Text block:
==================================================

McGraw-Hill Divests Education Arm - Analyst Blog
27 November 2012 - 4:20PM
Zacks
The McGraw-Hill Companies
Inc. (MHP) recently announced that it has entered into an
agreement with Apollo Global Management LLC (APO)
to divest its education division for $2.5 billion.
The move is a strategic attempt on the company’s behalf to
restructure its portfolio of businesses and concentrate more on
high growth operations, thereby enhancing shareholder value through
proper capital allocation.
The company expects to close the deal by the year end or early 2013
and will receive $250 million in senior unsecured notes, carrying
an annual coupon of 8.5%.
What led to the Decision?
This company has been scrutinizing its business segments for
sometime as it lost substantial market value over the last 5 years.
To add to its woes, its rating agency was criticized for its
decision to downgrade the U.S. economy. Further, the New York based
hedge fund, Jana Partners and the Ontario Teachers' Pension Plan,
were pushing the company to split into four separate
organizations.
In addition, the company’s education division has been confronting
shrinking revenues due to reduced spending on textbooks by the
government. Further, the company is facing execution risk
associated with its plans to develop its education division into a
subscription-based model through digital delivery.

==================================================

Data extract:
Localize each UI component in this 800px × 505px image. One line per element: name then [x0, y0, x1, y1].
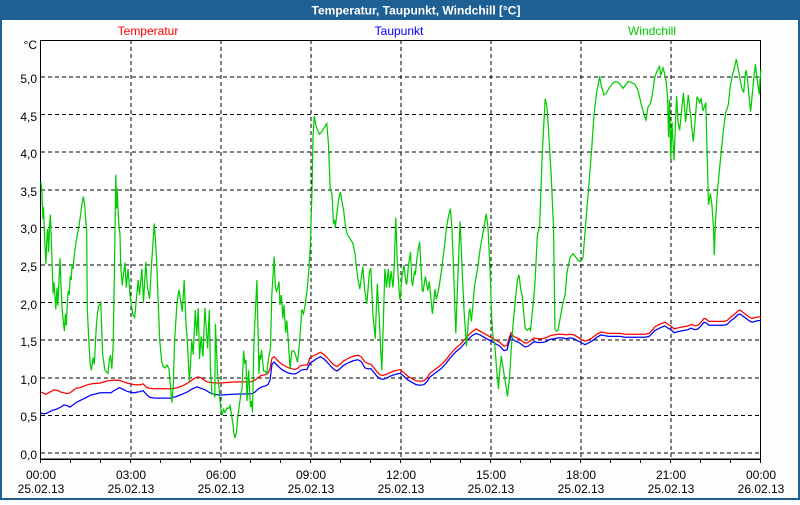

==================================================

List of tasks:
1) Return the passage of the McGraw-Hill article from "To add to its" up to and including "through digital delivery.", copied word for word.
2) According to the McGraw-Hill article, for how much is the company selling its education division to Apollo Global Management?

Complete answers:
1)
To add to its woes, its rating agency was criticized for its
decision to downgrade the U.S. economy. Further, the New York based
hedge fund, Jana Partners and the Ontario Teachers' Pension Plan,
were pushing the company to split into four separate
organizations.
In addition, the company’s education division has been confronting
shrinking revenues due to reduced spending on textbooks by the
government. Further, the company is facing execution risk
associated with its plans to develop its education division into a
subscription-based model through digital delivery.

2) $2.5 billion.